== Task ==
Filter the entries, keeping every line with the word "Singapore".

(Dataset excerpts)

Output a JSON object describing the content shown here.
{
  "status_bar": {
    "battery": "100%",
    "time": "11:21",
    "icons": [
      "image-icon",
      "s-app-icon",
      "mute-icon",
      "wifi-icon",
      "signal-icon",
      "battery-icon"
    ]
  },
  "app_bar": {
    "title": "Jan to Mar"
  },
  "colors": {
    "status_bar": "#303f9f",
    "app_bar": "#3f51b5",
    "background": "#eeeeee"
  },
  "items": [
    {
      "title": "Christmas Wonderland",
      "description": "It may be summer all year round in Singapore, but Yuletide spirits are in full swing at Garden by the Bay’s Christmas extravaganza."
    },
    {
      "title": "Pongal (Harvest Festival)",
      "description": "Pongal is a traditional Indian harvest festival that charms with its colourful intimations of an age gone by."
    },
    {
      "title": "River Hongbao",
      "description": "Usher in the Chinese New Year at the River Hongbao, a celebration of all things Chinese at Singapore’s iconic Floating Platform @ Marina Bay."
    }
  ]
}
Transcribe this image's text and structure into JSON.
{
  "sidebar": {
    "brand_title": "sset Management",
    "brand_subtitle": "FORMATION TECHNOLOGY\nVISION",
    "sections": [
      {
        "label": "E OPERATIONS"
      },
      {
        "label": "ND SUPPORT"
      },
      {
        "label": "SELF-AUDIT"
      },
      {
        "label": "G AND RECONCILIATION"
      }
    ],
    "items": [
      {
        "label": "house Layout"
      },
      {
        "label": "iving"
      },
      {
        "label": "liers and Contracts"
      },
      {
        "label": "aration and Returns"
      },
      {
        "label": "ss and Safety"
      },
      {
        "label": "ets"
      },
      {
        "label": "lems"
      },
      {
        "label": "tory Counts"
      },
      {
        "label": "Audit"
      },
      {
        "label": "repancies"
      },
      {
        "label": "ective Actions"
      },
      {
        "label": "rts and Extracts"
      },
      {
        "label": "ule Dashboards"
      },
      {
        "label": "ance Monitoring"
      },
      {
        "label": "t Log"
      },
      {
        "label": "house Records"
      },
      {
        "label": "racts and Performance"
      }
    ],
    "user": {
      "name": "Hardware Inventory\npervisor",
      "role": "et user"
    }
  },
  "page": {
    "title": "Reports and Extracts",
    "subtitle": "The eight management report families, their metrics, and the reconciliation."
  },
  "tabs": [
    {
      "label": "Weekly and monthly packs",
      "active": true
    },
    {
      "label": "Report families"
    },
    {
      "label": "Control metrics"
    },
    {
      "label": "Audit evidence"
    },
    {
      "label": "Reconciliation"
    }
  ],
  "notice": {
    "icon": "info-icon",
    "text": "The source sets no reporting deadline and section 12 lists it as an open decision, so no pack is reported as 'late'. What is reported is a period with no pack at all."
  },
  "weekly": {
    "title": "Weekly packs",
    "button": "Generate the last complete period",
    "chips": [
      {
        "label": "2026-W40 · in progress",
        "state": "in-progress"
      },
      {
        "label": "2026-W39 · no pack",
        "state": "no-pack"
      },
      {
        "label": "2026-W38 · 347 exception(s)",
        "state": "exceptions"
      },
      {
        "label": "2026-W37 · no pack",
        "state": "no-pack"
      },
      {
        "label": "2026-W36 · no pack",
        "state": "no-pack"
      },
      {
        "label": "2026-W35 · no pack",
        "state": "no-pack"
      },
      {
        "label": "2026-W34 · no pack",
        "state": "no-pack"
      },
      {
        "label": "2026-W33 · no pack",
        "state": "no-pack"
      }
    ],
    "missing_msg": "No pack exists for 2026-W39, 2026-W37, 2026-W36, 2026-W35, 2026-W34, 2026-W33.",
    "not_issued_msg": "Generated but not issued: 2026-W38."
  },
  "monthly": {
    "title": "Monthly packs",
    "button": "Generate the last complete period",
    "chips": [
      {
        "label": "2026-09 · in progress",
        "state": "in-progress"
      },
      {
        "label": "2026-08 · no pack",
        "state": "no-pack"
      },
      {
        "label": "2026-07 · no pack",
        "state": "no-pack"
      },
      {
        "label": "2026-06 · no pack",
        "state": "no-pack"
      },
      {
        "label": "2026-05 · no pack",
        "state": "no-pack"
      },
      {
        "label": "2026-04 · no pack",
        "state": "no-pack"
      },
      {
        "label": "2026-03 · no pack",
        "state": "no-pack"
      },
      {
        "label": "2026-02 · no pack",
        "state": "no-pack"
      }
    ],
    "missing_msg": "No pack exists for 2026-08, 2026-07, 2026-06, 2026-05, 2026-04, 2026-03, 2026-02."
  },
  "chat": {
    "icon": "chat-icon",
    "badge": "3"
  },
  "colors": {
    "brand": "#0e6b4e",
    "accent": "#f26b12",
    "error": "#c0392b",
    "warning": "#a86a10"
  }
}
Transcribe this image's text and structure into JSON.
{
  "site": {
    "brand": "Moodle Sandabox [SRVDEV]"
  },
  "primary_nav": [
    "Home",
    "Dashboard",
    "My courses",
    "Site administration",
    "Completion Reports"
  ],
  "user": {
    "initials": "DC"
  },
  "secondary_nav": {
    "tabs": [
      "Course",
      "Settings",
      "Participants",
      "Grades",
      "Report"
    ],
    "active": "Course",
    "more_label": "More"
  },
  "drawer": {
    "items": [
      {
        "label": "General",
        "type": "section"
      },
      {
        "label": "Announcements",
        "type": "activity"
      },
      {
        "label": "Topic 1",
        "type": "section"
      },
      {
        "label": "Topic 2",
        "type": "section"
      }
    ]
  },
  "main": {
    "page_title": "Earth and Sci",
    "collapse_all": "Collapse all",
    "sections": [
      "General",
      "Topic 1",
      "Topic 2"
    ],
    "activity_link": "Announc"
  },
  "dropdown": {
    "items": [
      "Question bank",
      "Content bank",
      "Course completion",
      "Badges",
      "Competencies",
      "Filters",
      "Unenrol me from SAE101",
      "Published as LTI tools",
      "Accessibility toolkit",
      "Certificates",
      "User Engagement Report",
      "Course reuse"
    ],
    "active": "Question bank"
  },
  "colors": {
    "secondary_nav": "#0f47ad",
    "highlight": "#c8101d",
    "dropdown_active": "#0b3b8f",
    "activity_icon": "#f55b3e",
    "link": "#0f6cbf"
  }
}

== Finished exercise ==
      "description": "It may be summer all year round in Singapore, but Yuletide spirits are in full swing at Garden by the Bay’s Christmas extravaganza."
      "description": "Usher in the Chinese New Year at the River Hongbao, a celebration of all things Chinese at Singapore’s iconic Floating Platform @ Marina Bay."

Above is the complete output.